* [Data shown]:

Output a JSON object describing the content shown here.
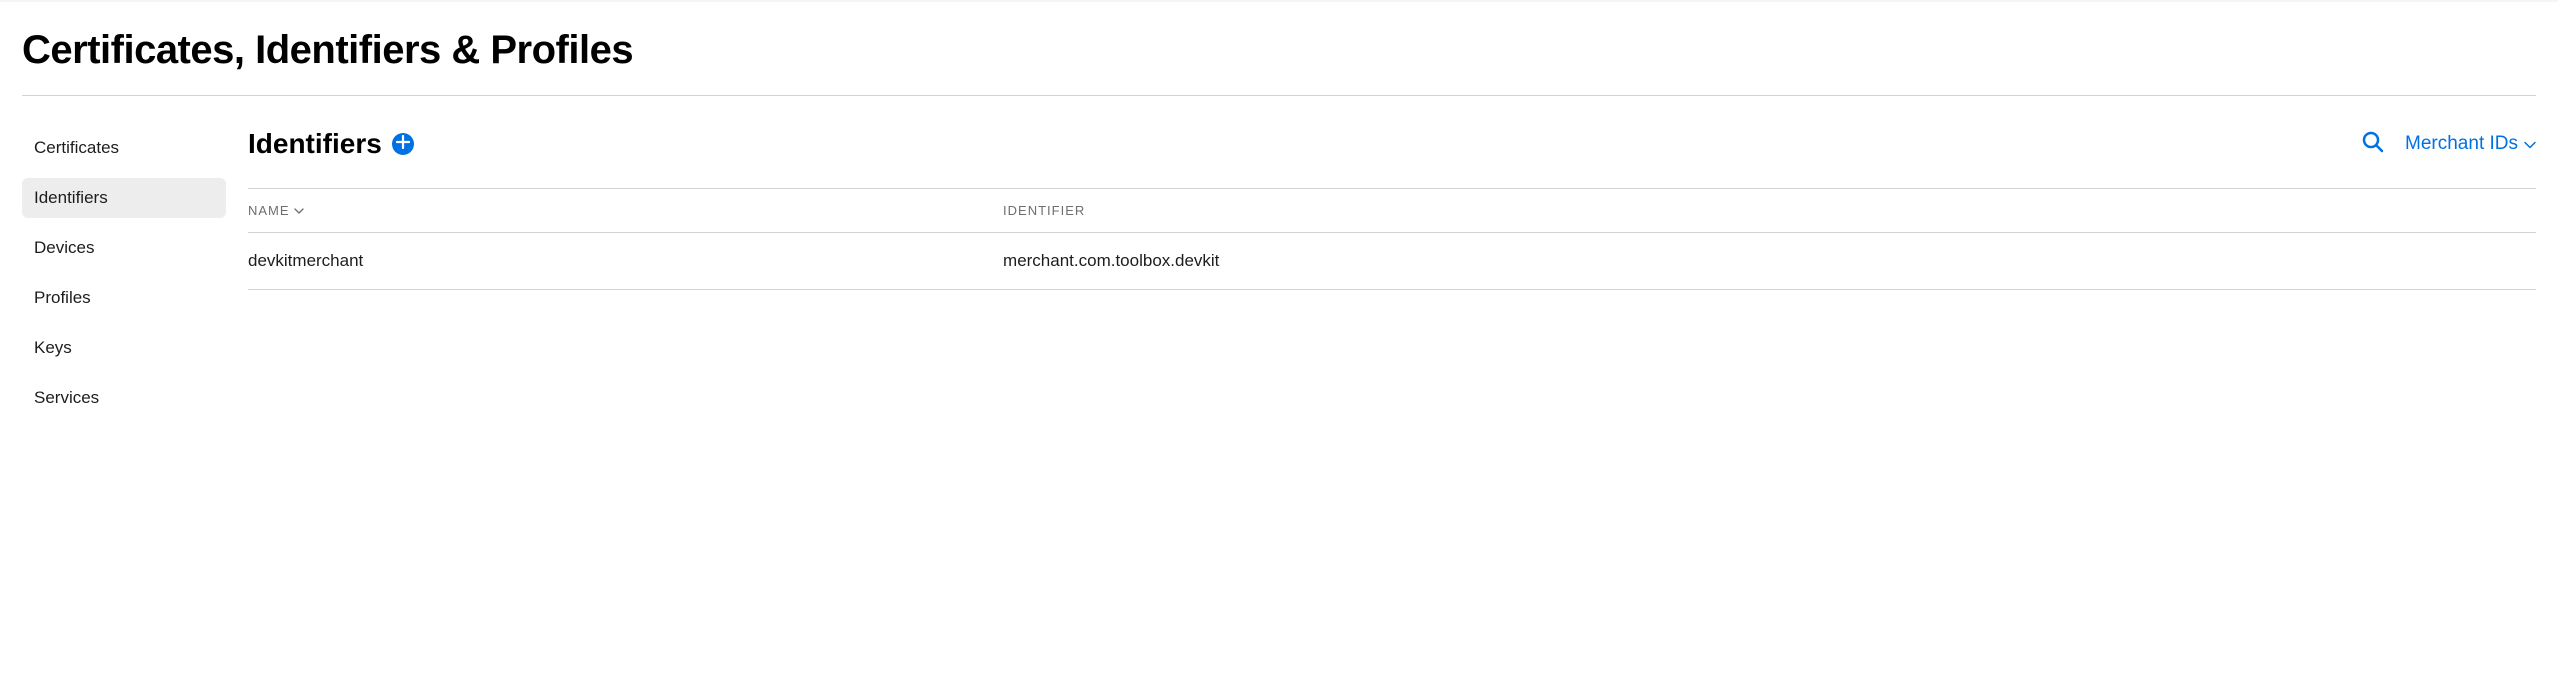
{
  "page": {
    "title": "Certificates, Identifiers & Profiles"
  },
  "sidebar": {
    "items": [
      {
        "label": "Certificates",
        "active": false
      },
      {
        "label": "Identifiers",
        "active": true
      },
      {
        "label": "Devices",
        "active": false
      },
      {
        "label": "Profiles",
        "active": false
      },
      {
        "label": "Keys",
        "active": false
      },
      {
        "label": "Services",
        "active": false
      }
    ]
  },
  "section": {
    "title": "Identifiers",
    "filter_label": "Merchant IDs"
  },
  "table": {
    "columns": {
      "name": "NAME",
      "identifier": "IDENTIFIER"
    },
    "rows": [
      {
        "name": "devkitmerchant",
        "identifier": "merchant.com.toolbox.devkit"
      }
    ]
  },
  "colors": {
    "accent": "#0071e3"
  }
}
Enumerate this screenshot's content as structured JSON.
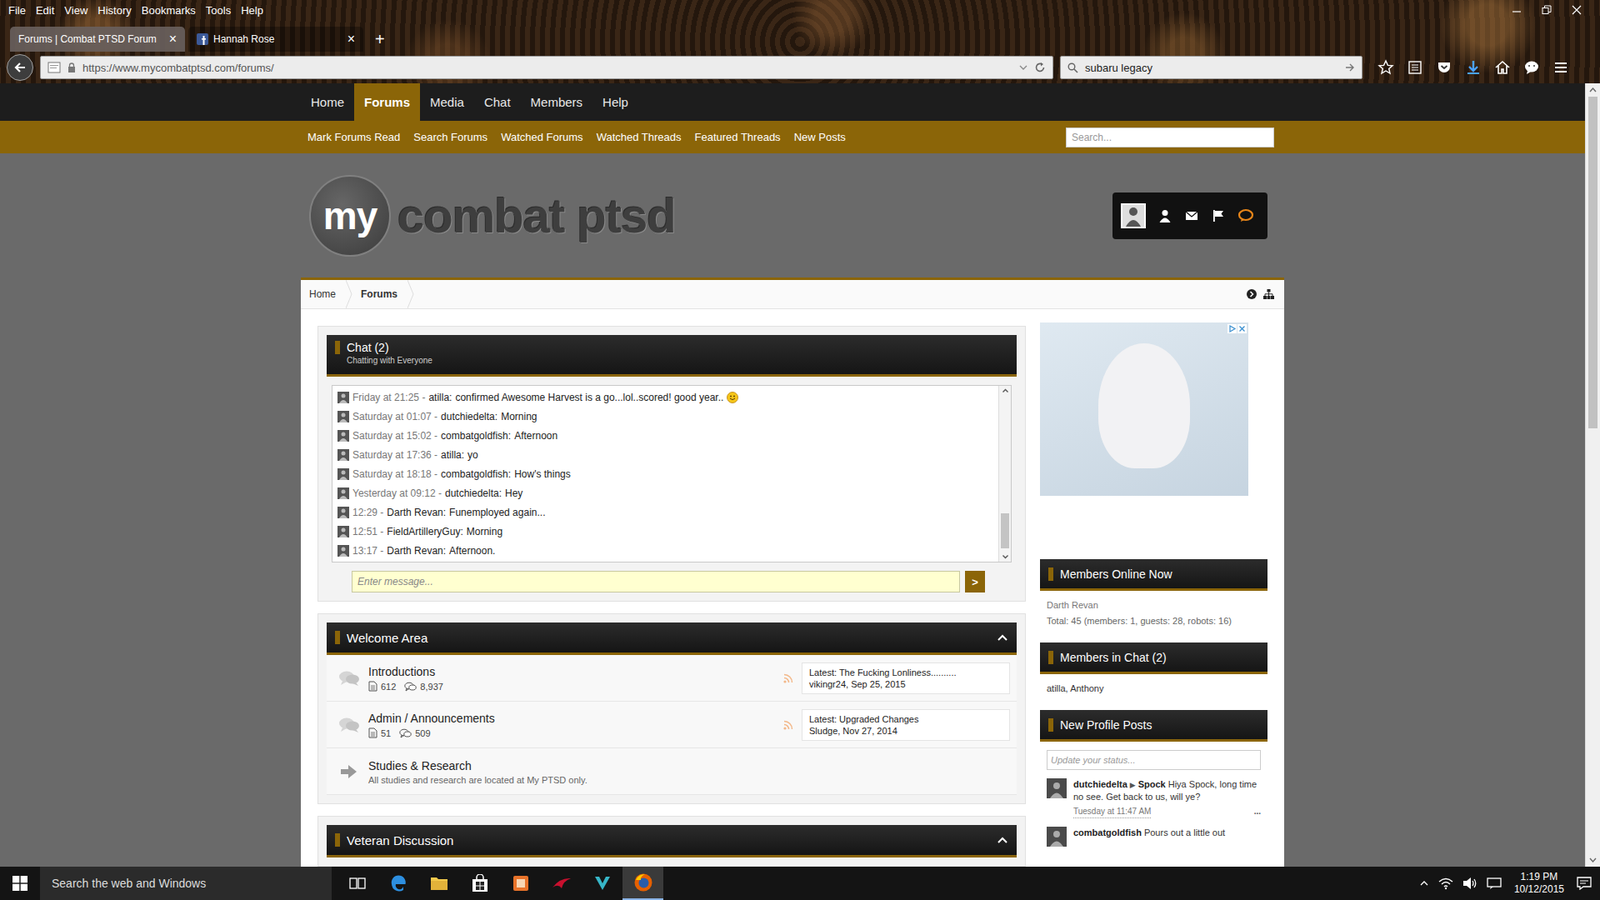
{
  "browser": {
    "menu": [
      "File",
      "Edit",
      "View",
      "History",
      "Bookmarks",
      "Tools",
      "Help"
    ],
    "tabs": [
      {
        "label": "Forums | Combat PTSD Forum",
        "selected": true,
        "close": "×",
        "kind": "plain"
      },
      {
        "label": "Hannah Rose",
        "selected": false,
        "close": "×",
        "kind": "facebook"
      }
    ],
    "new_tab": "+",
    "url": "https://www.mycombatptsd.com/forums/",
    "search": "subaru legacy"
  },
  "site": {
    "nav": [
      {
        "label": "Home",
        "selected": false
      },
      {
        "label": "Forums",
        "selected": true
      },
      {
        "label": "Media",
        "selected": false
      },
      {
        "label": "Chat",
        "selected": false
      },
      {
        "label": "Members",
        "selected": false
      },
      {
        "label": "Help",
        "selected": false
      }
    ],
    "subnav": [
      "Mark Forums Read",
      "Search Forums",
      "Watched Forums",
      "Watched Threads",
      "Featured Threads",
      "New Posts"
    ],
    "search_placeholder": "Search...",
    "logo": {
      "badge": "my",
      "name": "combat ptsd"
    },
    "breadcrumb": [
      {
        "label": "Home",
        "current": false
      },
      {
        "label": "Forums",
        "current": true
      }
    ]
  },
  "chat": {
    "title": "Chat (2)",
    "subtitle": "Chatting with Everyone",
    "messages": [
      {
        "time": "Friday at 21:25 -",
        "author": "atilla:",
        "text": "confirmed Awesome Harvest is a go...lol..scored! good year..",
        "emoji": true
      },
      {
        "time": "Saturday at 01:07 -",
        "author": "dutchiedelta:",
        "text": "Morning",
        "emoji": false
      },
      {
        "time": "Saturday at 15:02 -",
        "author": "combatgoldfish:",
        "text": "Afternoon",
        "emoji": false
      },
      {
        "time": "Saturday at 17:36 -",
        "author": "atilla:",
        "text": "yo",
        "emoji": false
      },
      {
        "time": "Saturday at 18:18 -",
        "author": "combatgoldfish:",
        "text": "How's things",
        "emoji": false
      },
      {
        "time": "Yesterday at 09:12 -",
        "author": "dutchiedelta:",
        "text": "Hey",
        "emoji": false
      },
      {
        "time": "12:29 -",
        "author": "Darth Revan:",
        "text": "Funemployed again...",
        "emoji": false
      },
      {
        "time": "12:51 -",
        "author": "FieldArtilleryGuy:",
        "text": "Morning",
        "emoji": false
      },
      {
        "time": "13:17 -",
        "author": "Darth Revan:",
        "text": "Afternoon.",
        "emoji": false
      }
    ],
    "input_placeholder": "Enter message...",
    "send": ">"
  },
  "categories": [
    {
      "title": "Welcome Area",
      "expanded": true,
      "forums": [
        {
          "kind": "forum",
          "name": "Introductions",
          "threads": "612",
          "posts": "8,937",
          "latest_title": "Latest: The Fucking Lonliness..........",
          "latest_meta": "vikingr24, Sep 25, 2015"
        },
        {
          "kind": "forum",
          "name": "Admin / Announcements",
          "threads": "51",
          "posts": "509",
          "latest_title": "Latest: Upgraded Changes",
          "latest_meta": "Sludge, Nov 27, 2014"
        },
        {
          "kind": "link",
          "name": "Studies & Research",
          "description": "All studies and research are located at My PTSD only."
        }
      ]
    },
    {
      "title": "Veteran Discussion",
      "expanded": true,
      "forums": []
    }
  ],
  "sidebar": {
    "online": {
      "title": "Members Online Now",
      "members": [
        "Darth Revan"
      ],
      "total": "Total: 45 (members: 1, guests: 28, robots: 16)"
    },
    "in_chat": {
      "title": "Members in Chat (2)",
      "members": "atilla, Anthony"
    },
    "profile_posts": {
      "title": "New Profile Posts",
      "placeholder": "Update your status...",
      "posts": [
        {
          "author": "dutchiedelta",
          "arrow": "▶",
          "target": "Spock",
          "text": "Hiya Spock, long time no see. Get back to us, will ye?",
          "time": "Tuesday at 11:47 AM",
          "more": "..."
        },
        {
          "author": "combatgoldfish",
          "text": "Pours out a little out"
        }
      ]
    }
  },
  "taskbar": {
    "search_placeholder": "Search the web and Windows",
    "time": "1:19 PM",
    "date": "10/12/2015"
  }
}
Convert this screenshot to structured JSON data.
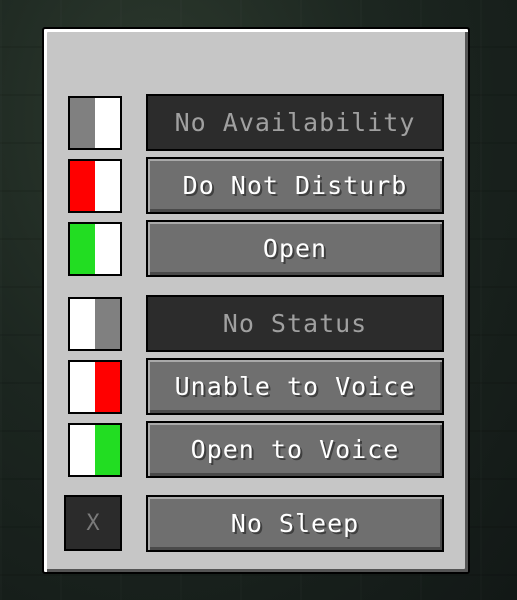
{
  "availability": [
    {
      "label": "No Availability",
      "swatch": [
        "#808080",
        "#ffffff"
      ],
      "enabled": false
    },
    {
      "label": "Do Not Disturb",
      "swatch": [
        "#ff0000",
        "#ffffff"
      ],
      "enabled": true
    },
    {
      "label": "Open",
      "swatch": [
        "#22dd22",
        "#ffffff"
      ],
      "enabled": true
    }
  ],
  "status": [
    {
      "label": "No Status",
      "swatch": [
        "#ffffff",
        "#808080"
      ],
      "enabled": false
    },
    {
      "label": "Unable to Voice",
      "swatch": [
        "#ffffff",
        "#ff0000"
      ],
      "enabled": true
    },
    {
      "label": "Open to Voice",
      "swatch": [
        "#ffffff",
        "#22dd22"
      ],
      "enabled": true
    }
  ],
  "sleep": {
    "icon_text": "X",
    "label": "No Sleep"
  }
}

* [Direction]: Transcribe all of the records above character for character. Exclude the pictures.

* [Exercise response]:
Output a JSON object describing the content shown here.
{
  "page": {
    "title": "Certificates, Identifiers & Profiles"
  },
  "sidebar": {
    "items": [
      {
        "label": "Certificates",
        "active": false
      },
      {
        "label": "Identifiers",
        "active": true
      },
      {
        "label": "Devices",
        "active": false
      },
      {
        "label": "Profiles",
        "active": false
      },
      {
        "label": "Keys",
        "active": false
      },
      {
        "label": "Services",
        "active": false
      }
    ]
  },
  "section": {
    "title": "Identifiers",
    "filter_label": "Merchant IDs"
  },
  "table": {
    "columns": {
      "name": "NAME",
      "identifier": "IDENTIFIER"
    },
    "rows": [
      {
        "name": "devkitmerchant",
        "identifier": "merchant.com.toolbox.devkit"
      }
    ]
  },
  "colors": {
    "accent": "#0071e3"
  }
}
Enumerate this screenshot's content as structured JSON.
{
  "browser": {
    "menu": [
      "File",
      "Edit",
      "View",
      "History",
      "Bookmarks",
      "Tools",
      "Help"
    ],
    "tabs": [
      {
        "label": "Forums | Combat PTSD Forum",
        "selected": true,
        "close": "×",
        "kind": "plain"
      },
      {
        "label": "Hannah Rose",
        "selected": false,
        "close": "×",
        "kind": "facebook"
      }
    ],
    "new_tab": "+",
    "url": "https://www.mycombatptsd.com/forums/",
    "search": "subaru legacy"
  },
  "site": {
    "nav": [
      {
        "label": "Home",
        "selected": false
      },
      {
        "label": "Forums",
        "selected": true
      },
      {
        "label": "Media",
        "selected": false
      },
      {
        "label": "Chat",
        "selected": false
      },
      {
        "label": "Members",
        "selected": false
      },
      {
        "label": "Help",
        "selected": false
      }
    ],
    "subnav": [
      "Mark Forums Read",
      "Search Forums",
      "Watched Forums",
      "Watched Threads",
      "Featured Threads",
      "New Posts"
    ],
    "search_placeholder": "Search...",
    "logo": {
      "badge": "my",
      "name": "combat ptsd"
    },
    "breadcrumb": [
      {
        "label": "Home",
        "current": false
      },
      {
        "label": "Forums",
        "current": true
      }
    ]
  },
  "chat": {
    "title": "Chat (2)",
    "subtitle": "Chatting with Everyone",
    "messages": [
      {
        "time": "Friday at 21:25 -",
        "author": "atilla:",
        "text": "confirmed Awesome Harvest is a go...lol..scored! good year..",
        "emoji": true
      },
      {
        "time": "Saturday at 01:07 -",
        "author": "dutchiedelta:",
        "text": "Morning",
        "emoji": false
      },
      {
        "time": "Saturday at 15:02 -",
        "author": "combatgoldfish:",
        "text": "Afternoon",
        "emoji": false
      },
      {
        "time": "Saturday at 17:36 -",
        "author": "atilla:",
        "text": "yo",
        "emoji": false
      },
      {
        "time": "Saturday at 18:18 -",
        "author": "combatgoldfish:",
        "text": "How's things",
        "emoji": false
      },
      {
        "time": "Yesterday at 09:12 -",
        "author": "dutchiedelta:",
        "text": "Hey",
        "emoji": false
      },
      {
        "time": "12:29 -",
        "author": "Darth Revan:",
        "text": "Funemployed again...",
        "emoji": false
      },
      {
        "time": "12:51 -",
        "author": "FieldArtilleryGuy:",
        "text": "Morning",
        "emoji": false
      },
      {
        "time": "13:17 -",
        "author": "Darth Revan:",
        "text": "Afternoon.",
        "emoji": false
      }
    ],
    "input_placeholder": "Enter message...",
    "send": ">"
  },
  "categories": [
    {
      "title": "Welcome Area",
      "expanded": true,
      "forums": [
        {
          "kind": "forum",
          "name": "Introductions",
          "threads": "612",
          "posts": "8,937",
          "latest_title": "Latest: The Fucking Lonliness..........",
          "latest_meta": "vikingr24, Sep 25, 2015"
        },
        {
          "kind": "forum",
          "name": "Admin / Announcements",
          "threads": "51",
          "posts": "509",
          "latest_title": "Latest: Upgraded Changes",
          "latest_meta": "Sludge, Nov 27, 2014"
        },
        {
          "kind": "link",
          "name": "Studies & Research",
          "description": "All studies and research are located at My PTSD only."
        }
      ]
    },
    {
      "title": "Veteran Discussion",
      "expanded": true,
      "forums": []
    }
  ],
  "sidebar": {
    "online": {
      "title": "Members Online Now",
      "members": [
        "Darth Revan"
      ],
      "total": "Total: 45 (members: 1, guests: 28, robots: 16)"
    },
    "in_chat": {
      "title": "Members in Chat (2)",
      "members": "atilla, Anthony"
    },
    "profile_posts": {
      "title": "New Profile Posts",
      "placeholder": "Update your status...",
      "posts": [
        {
          "author": "dutchiedelta",
          "arrow": "▶",
          "target": "Spock",
          "text": "Hiya Spock, long time no see. Get back to us, will ye?",
          "time": "Tuesday at 11:47 AM",
          "more": "..."
        },
        {
          "author": "combatgoldfish",
          "text": "Pours out a little out"
        }
      ]
    }
  },
  "taskbar": {
    "search_placeholder": "Search the web and Windows",
    "time": "1:19 PM",
    "date": "10/12/2015"
  }
}
Convert this screenshot to structured JSON data.
{
  "availability": [
    {
      "label": "No Availability",
      "swatch": [
        "#808080",
        "#ffffff"
      ],
      "enabled": false
    },
    {
      "label": "Do Not Disturb",
      "swatch": [
        "#ff0000",
        "#ffffff"
      ],
      "enabled": true
    },
    {
      "label": "Open",
      "swatch": [
        "#22dd22",
        "#ffffff"
      ],
      "enabled": true
    }
  ],
  "status": [
    {
      "label": "No Status",
      "swatch": [
        "#ffffff",
        "#808080"
      ],
      "enabled": false
    },
    {
      "label": "Unable to Voice",
      "swatch": [
        "#ffffff",
        "#ff0000"
      ],
      "enabled": true
    },
    {
      "label": "Open to Voice",
      "swatch": [
        "#ffffff",
        "#22dd22"
      ],
      "enabled": true
    }
  ],
  "sleep": {
    "icon_text": "X",
    "label": "No Sleep"
  }
}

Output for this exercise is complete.